* _EXERCISE INPUT_:
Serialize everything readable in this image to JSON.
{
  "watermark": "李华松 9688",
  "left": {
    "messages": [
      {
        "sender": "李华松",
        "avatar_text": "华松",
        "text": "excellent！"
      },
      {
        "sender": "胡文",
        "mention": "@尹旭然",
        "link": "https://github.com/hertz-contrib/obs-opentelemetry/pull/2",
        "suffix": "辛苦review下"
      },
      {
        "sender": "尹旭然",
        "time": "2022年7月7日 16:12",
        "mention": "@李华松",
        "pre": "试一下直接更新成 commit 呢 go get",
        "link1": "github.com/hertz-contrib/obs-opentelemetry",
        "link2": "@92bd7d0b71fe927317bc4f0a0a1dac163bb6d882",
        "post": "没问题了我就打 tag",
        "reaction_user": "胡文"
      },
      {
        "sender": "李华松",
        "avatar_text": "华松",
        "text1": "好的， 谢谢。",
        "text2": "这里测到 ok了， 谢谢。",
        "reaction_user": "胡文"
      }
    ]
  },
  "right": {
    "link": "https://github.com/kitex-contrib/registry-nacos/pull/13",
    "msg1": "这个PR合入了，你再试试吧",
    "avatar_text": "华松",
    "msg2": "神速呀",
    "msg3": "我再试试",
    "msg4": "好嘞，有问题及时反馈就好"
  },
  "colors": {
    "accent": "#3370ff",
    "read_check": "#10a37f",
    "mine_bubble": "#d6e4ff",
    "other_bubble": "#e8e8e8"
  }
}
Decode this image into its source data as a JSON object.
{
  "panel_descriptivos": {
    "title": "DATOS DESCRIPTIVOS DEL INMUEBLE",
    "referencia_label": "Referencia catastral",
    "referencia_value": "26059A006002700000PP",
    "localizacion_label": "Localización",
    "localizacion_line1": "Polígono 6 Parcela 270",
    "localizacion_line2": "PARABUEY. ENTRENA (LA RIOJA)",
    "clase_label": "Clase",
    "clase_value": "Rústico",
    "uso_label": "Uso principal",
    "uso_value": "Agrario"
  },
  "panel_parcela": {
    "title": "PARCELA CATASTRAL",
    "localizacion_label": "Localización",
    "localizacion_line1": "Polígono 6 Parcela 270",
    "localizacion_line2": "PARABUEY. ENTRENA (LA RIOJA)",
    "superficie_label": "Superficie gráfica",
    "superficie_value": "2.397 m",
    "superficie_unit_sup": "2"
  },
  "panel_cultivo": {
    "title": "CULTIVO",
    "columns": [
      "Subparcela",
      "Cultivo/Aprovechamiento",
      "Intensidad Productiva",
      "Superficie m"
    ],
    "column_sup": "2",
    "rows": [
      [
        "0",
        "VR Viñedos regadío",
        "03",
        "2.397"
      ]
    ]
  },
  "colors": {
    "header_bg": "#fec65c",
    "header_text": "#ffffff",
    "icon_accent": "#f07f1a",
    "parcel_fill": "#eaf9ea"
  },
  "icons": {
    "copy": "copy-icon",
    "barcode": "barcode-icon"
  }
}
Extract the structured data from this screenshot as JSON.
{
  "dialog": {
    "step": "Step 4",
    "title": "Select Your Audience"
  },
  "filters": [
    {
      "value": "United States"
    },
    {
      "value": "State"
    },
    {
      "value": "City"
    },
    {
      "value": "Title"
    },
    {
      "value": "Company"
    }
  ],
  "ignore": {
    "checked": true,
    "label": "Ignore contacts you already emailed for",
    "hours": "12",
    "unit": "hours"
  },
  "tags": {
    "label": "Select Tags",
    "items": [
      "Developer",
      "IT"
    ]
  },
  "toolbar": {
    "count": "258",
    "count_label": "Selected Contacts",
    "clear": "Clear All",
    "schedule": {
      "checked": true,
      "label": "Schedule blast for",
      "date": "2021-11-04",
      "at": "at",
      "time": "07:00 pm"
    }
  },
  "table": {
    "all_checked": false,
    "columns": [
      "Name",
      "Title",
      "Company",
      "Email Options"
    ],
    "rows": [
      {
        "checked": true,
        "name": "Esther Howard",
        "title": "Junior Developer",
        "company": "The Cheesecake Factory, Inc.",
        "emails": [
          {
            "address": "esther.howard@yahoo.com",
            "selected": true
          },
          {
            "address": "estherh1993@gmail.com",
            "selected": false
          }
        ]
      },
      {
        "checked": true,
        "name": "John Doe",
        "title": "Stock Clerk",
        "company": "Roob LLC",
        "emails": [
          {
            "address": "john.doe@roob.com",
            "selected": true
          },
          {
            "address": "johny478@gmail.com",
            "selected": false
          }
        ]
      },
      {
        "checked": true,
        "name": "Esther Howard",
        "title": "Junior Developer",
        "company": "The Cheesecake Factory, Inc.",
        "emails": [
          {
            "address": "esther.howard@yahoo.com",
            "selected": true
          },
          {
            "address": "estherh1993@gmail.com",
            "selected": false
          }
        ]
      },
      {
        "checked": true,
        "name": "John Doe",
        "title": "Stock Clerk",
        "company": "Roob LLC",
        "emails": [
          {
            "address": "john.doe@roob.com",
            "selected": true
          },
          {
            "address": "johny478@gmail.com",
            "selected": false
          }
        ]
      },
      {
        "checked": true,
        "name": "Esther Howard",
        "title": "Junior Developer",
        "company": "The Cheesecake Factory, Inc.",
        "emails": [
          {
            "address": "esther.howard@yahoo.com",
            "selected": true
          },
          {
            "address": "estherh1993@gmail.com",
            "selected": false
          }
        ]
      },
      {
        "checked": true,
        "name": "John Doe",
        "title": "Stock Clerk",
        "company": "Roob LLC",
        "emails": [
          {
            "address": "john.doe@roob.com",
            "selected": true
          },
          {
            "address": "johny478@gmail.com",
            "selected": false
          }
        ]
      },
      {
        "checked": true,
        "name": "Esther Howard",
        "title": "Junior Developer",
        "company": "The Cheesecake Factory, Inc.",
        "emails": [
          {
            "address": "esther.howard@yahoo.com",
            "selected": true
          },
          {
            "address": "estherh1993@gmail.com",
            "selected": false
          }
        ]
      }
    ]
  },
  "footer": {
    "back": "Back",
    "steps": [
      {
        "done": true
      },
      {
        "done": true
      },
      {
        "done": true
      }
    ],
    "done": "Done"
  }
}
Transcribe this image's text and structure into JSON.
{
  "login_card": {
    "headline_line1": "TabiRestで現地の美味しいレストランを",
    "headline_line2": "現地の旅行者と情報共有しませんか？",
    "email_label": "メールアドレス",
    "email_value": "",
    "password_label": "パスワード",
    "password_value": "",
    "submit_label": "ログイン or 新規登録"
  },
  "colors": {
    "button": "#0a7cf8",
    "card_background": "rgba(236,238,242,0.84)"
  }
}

* _DO THIS_:
Transcribe each entry exactly.

* _REPLY TO THE TASK_:
Serialize everything readable in this image to JSON.
{
  "watermark": "李华松 9688",
  "left": {
    "messages": [
      {
        "sender": "李华松",
        "avatar_text": "华松",
        "text": "excellent！"
      },
      {
        "sender": "胡文",
        "mention": "@尹旭然",
        "link": "https://github.com/hertz-contrib/obs-opentelemetry/pull/2",
        "suffix": "辛苦review下"
      },
      {
        "sender": "尹旭然",
        "time": "2022年7月7日 16:12",
        "mention": "@李华松",
        "pre": "试一下直接更新成 commit 呢 go get",
        "link1": "github.com/hertz-contrib/obs-opentelemetry",
        "link2": "@92bd7d0b71fe927317bc4f0a0a1dac163bb6d882",
        "post": "没问题了我就打 tag",
        "reaction_user": "胡文"
      },
      {
        "sender": "李华松",
        "avatar_text": "华松",
        "text1": "好的， 谢谢。",
        "text2": "这里测到 ok了， 谢谢。",
        "reaction_user": "胡文"
      }
    ]
  },
  "right": {
    "link": "https://github.com/kitex-contrib/registry-nacos/pull/13",
    "msg1": "这个PR合入了，你再试试吧",
    "avatar_text": "华松",
    "msg2": "神速呀",
    "msg3": "我再试试",
    "msg4": "好嘞，有问题及时反馈就好"
  },
  "colors": {
    "accent": "#3370ff",
    "read_check": "#10a37f",
    "mine_bubble": "#d6e4ff",
    "other_bubble": "#e8e8e8"
  }
}
Decode this image into its source data as a JSON object.
{
  "panel_descriptivos": {
    "title": "DATOS DESCRIPTIVOS DEL INMUEBLE",
    "referencia_label": "Referencia catastral",
    "referencia_value": "26059A006002700000PP",
    "localizacion_label": "Localización",
    "localizacion_line1": "Polígono 6 Parcela 270",
    "localizacion_line2": "PARABUEY. ENTRENA (LA RIOJA)",
    "clase_label": "Clase",
    "clase_value": "Rústico",
    "uso_label": "Uso principal",
    "uso_value": "Agrario"
  },
  "panel_parcela": {
    "title": "PARCELA CATASTRAL",
    "localizacion_label": "Localización",
    "localizacion_line1": "Polígono 6 Parcela 270",
    "localizacion_line2": "PARABUEY. ENTRENA (LA RIOJA)",
    "superficie_label": "Superficie gráfica",
    "superficie_value": "2.397 m",
    "superficie_unit_sup": "2"
  },
  "panel_cultivo": {
    "title": "CULTIVO",
    "columns": [
      "Subparcela",
      "Cultivo/Aprovechamiento",
      "Intensidad Productiva",
      "Superficie m"
    ],
    "column_sup": "2",
    "rows": [
      [
        "0",
        "VR Viñedos regadío",
        "03",
        "2.397"
      ]
    ]
  },
  "colors": {
    "header_bg": "#fec65c",
    "header_text": "#ffffff",
    "icon_accent": "#f07f1a",
    "parcel_fill": "#eaf9ea"
  },
  "icons": {
    "copy": "copy-icon",
    "barcode": "barcode-icon"
  }
}
Extract the structured data from this screenshot as JSON.
{
  "dialog": {
    "step": "Step 4",
    "title": "Select Your Audience"
  },
  "filters": [
    {
      "value": "United States"
    },
    {
      "value": "State"
    },
    {
      "value": "City"
    },
    {
      "value": "Title"
    },
    {
      "value": "Company"
    }
  ],
  "ignore": {
    "checked": true,
    "label": "Ignore contacts you already emailed for",
    "hours": "12",
    "unit": "hours"
  },
  "tags": {
    "label": "Select Tags",
    "items": [
      "Developer",
      "IT"
    ]
  },
  "toolbar": {
    "count": "258",
    "count_label": "Selected Contacts",
    "clear": "Clear All",
    "schedule": {
      "checked": true,
      "label": "Schedule blast for",
      "date": "2021-11-04",
      "at": "at",
      "time": "07:00 pm"
    }
  },
  "table": {
    "all_checked": false,
    "columns": [
      "Name",
      "Title",
      "Company",
      "Email Options"
    ],
    "rows": [
      {
        "checked": true,
        "name": "Esther Howard",
        "title": "Junior Developer",
        "company": "The Cheesecake Factory, Inc.",
        "emails": [
          {
            "address": "esther.howard@yahoo.com",
            "selected": true
          },
          {
            "address": "estherh1993@gmail.com",
            "selected": false
          }
        ]
      },
      {
        "checked": true,
        "name": "John Doe",
        "title": "Stock Clerk",
        "company": "Roob LLC",
        "emails": [
          {
            "address": "john.doe@roob.com",
            "selected": true
          },
          {
            "address": "johny478@gmail.com",
            "selected": false
          }
        ]
      },
      {
        "checked": true,
        "name": "Esther Howard",
        "title": "Junior Developer",
        "company": "The Cheesecake Factory, Inc.",
        "emails": [
          {
            "address": "esther.howard@yahoo.com",
            "selected": true
          },
          {
            "address": "estherh1993@gmail.com",
            "selected": false
          }
        ]
      },
      {
        "checked": true,
        "name": "John Doe",
        "title": "Stock Clerk",
        "company": "Roob LLC",
        "emails": [
          {
            "address": "john.doe@roob.com",
            "selected": true
          },
          {
            "address": "johny478@gmail.com",
            "selected": false
          }
        ]
      },
      {
        "checked": true,
        "name": "Esther Howard",
        "title": "Junior Developer",
        "company": "The Cheesecake Factory, Inc.",
        "emails": [
          {
            "address": "esther.howard@yahoo.com",
            "selected": true
          },
          {
            "address": "estherh1993@gmail.com",
            "selected": false
          }
        ]
      },
      {
        "checked": true,
        "name": "John Doe",
        "title": "Stock Clerk",
        "company": "Roob LLC",
        "emails": [
          {
            "address": "john.doe@roob.com",
            "selected": true
          },
          {
            "address": "johny478@gmail.com",
            "selected": false
          }
        ]
      },
      {
        "checked": true,
        "name": "Esther Howard",
        "title": "Junior Developer",
        "company": "The Cheesecake Factory, Inc.",
        "emails": [
          {
            "address": "esther.howard@yahoo.com",
            "selected": true
          },
          {
            "address": "estherh1993@gmail.com",
            "selected": false
          }
        ]
      }
    ]
  },
  "footer": {
    "back": "Back",
    "steps": [
      {
        "done": true
      },
      {
        "done": true
      },
      {
        "done": true
      }
    ],
    "done": "Done"
  }
}
Transcribe this image's text and structure into JSON.
{
  "login_card": {
    "headline_line1": "TabiRestで現地の美味しいレストランを",
    "headline_line2": "現地の旅行者と情報共有しませんか？",
    "email_label": "メールアドレス",
    "email_value": "",
    "password_label": "パスワード",
    "password_value": "",
    "submit_label": "ログイン or 新規登録"
  },
  "colors": {
    "button": "#0a7cf8",
    "card_background": "rgba(236,238,242,0.84)"
  }
}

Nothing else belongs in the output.